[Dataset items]
— Begin —

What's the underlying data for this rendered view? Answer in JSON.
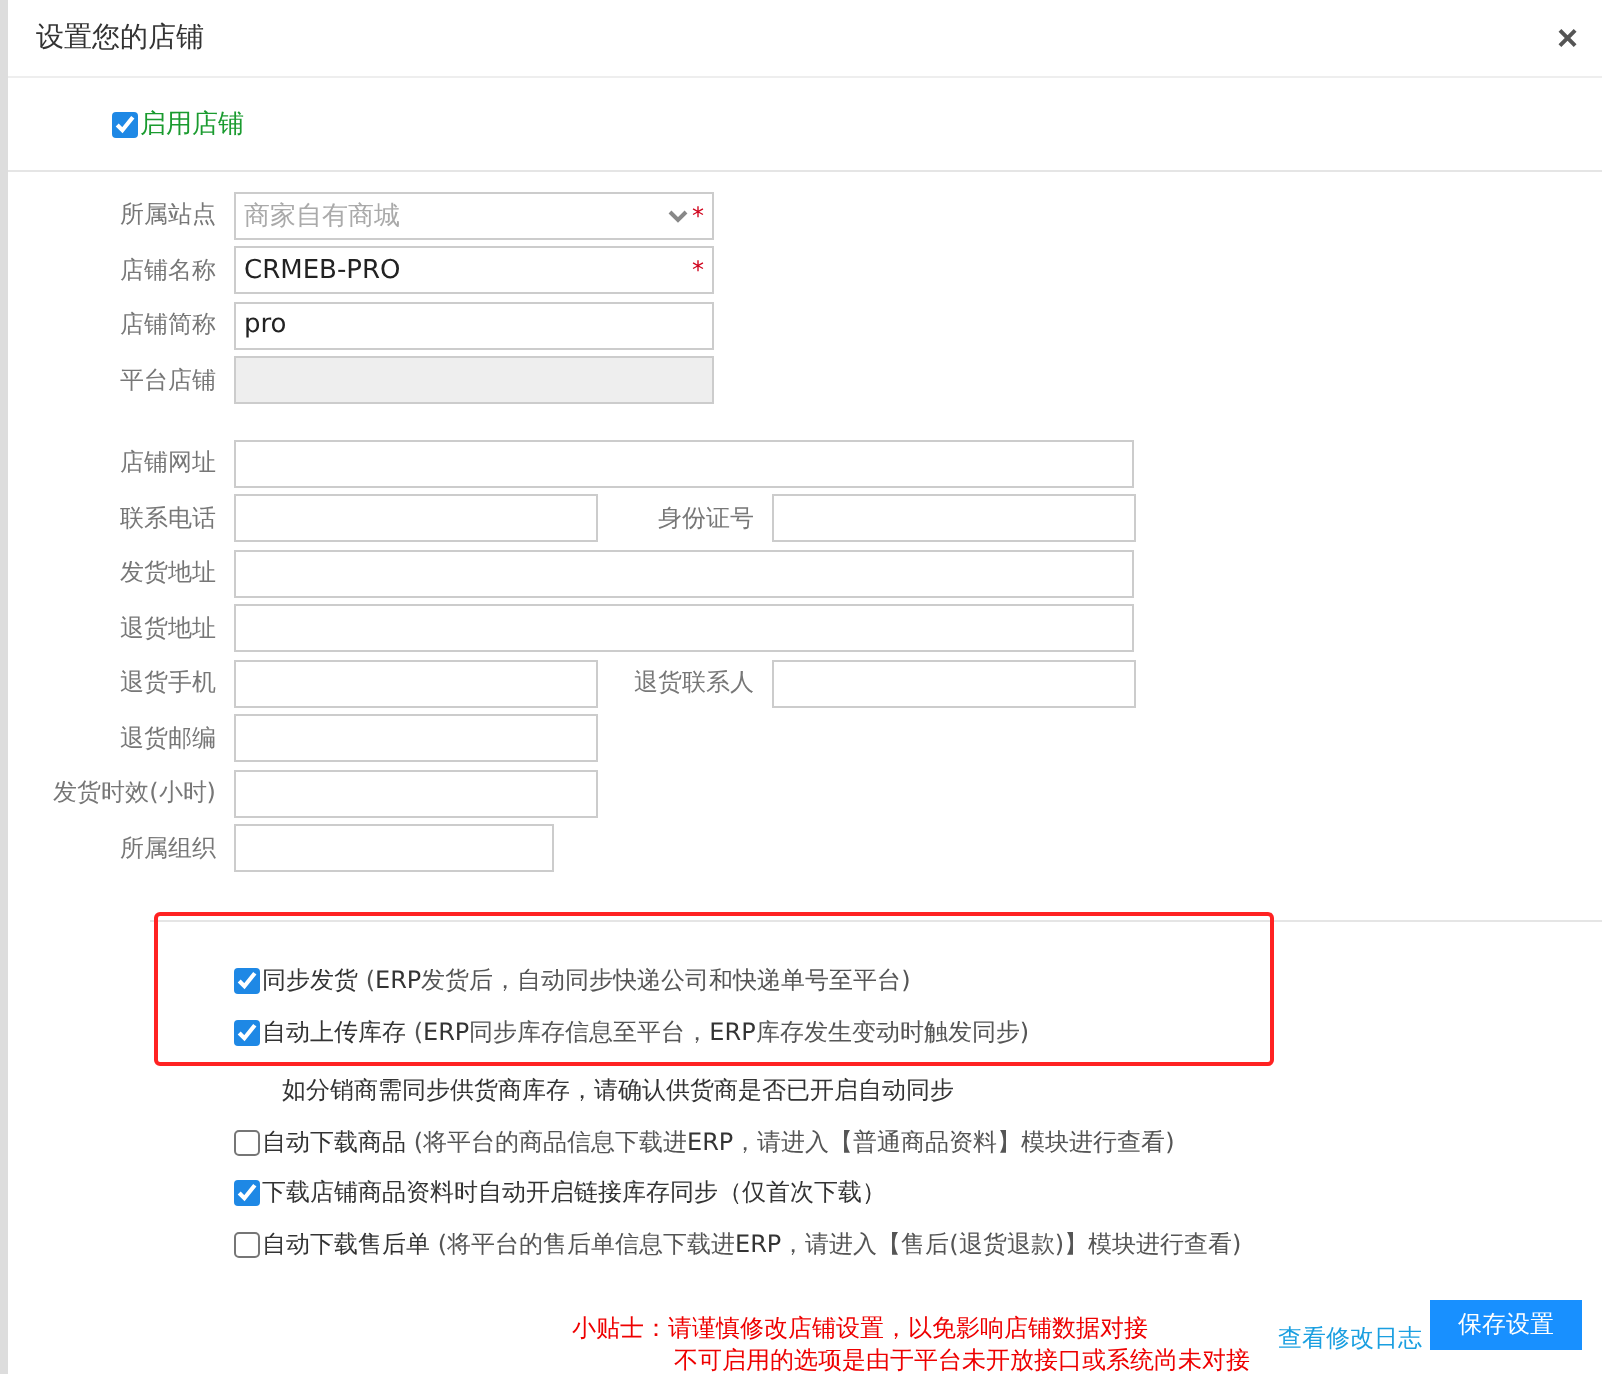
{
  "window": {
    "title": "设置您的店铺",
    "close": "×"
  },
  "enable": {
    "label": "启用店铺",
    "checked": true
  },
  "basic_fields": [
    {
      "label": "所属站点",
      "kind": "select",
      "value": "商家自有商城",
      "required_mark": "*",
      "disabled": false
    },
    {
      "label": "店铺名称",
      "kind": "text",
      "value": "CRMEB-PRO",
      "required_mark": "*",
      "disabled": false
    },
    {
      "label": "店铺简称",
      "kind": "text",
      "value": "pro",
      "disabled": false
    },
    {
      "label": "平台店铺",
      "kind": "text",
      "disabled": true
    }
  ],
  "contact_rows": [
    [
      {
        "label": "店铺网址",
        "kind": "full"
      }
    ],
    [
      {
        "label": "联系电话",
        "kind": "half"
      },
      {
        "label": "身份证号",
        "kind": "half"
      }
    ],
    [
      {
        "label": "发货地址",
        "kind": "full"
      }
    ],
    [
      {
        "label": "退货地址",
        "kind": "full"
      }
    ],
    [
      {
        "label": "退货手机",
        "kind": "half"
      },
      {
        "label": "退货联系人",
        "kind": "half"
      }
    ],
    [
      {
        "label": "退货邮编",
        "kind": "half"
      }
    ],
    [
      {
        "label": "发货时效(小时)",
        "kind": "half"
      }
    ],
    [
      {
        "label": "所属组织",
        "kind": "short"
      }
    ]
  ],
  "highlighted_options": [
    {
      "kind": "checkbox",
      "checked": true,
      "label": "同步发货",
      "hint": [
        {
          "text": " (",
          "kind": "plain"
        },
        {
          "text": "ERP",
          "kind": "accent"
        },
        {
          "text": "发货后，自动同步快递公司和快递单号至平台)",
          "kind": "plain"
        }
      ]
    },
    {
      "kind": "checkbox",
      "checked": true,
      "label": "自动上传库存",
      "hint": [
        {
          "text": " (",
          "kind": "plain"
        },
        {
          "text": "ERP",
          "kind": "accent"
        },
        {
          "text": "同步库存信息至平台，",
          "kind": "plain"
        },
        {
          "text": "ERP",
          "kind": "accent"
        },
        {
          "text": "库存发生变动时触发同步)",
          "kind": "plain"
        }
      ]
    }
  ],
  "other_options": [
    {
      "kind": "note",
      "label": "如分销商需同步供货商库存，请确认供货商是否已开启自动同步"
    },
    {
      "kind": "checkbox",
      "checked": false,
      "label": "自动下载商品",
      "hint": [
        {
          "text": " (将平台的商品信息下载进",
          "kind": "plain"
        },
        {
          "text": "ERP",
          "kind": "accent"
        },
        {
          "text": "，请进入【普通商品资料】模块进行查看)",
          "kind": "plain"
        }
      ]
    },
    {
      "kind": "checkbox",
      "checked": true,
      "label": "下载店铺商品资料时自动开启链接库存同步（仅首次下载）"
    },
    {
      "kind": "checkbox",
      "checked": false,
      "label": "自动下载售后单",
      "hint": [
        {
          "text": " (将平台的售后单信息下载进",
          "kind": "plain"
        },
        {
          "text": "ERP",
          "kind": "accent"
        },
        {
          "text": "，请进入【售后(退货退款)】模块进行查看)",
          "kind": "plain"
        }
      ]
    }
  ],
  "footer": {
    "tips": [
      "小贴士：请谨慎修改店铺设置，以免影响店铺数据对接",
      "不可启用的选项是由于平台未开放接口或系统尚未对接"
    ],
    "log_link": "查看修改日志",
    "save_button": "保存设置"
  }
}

— End —

_What is required_: Give all the lines above again, character for character, without pictures.

_Result of the task_:
What's the underlying data for this rendered view? Answer in JSON.
{
  "window": {
    "title": "设置您的店铺",
    "close": "×"
  },
  "enable": {
    "label": "启用店铺",
    "checked": true
  },
  "basic_fields": [
    {
      "label": "所属站点",
      "kind": "select",
      "value": "商家自有商城",
      "required_mark": "*",
      "disabled": false
    },
    {
      "label": "店铺名称",
      "kind": "text",
      "value": "CRMEB-PRO",
      "required_mark": "*",
      "disabled": false
    },
    {
      "label": "店铺简称",
      "kind": "text",
      "value": "pro",
      "disabled": false
    },
    {
      "label": "平台店铺",
      "kind": "text",
      "disabled": true
    }
  ],
  "contact_rows": [
    [
      {
        "label": "店铺网址",
        "kind": "full"
      }
    ],
    [
      {
        "label": "联系电话",
        "kind": "half"
      },
      {
        "label": "身份证号",
        "kind": "half"
      }
    ],
    [
      {
        "label": "发货地址",
        "kind": "full"
      }
    ],
    [
      {
        "label": "退货地址",
        "kind": "full"
      }
    ],
    [
      {
        "label": "退货手机",
        "kind": "half"
      },
      {
        "label": "退货联系人",
        "kind": "half"
      }
    ],
    [
      {
        "label": "退货邮编",
        "kind": "half"
      }
    ],
    [
      {
        "label": "发货时效(小时)",
        "kind": "half"
      }
    ],
    [
      {
        "label": "所属组织",
        "kind": "short"
      }
    ]
  ],
  "highlighted_options": [
    {
      "kind": "checkbox",
      "checked": true,
      "label": "同步发货",
      "hint": [
        {
          "text": " (",
          "kind": "plain"
        },
        {
          "text": "ERP",
          "kind": "accent"
        },
        {
          "text": "发货后，自动同步快递公司和快递单号至平台)",
          "kind": "plain"
        }
      ]
    },
    {
      "kind": "checkbox",
      "checked": true,
      "label": "自动上传库存",
      "hint": [
        {
          "text": " (",
          "kind": "plain"
        },
        {
          "text": "ERP",
          "kind": "accent"
        },
        {
          "text": "同步库存信息至平台，",
          "kind": "plain"
        },
        {
          "text": "ERP",
          "kind": "accent"
        },
        {
          "text": "库存发生变动时触发同步)",
          "kind": "plain"
        }
      ]
    }
  ],
  "other_options": [
    {
      "kind": "note",
      "label": "如分销商需同步供货商库存，请确认供货商是否已开启自动同步"
    },
    {
      "kind": "checkbox",
      "checked": false,
      "label": "自动下载商品",
      "hint": [
        {
          "text": " (将平台的商品信息下载进",
          "kind": "plain"
        },
        {
          "text": "ERP",
          "kind": "accent"
        },
        {
          "text": "，请进入【普通商品资料】模块进行查看)",
          "kind": "plain"
        }
      ]
    },
    {
      "kind": "checkbox",
      "checked": true,
      "label": "下载店铺商品资料时自动开启链接库存同步（仅首次下载）"
    },
    {
      "kind": "checkbox",
      "checked": false,
      "label": "自动下载售后单",
      "hint": [
        {
          "text": " (将平台的售后单信息下载进",
          "kind": "plain"
        },
        {
          "text": "ERP",
          "kind": "accent"
        },
        {
          "text": "，请进入【售后(退货退款)】模块进行查看)",
          "kind": "plain"
        }
      ]
    }
  ],
  "footer": {
    "tips": [
      "小贴士：请谨慎修改店铺设置，以免影响店铺数据对接",
      "不可启用的选项是由于平台未开放接口或系统尚未对接"
    ],
    "log_link": "查看修改日志",
    "save_button": "保存设置"
  }
}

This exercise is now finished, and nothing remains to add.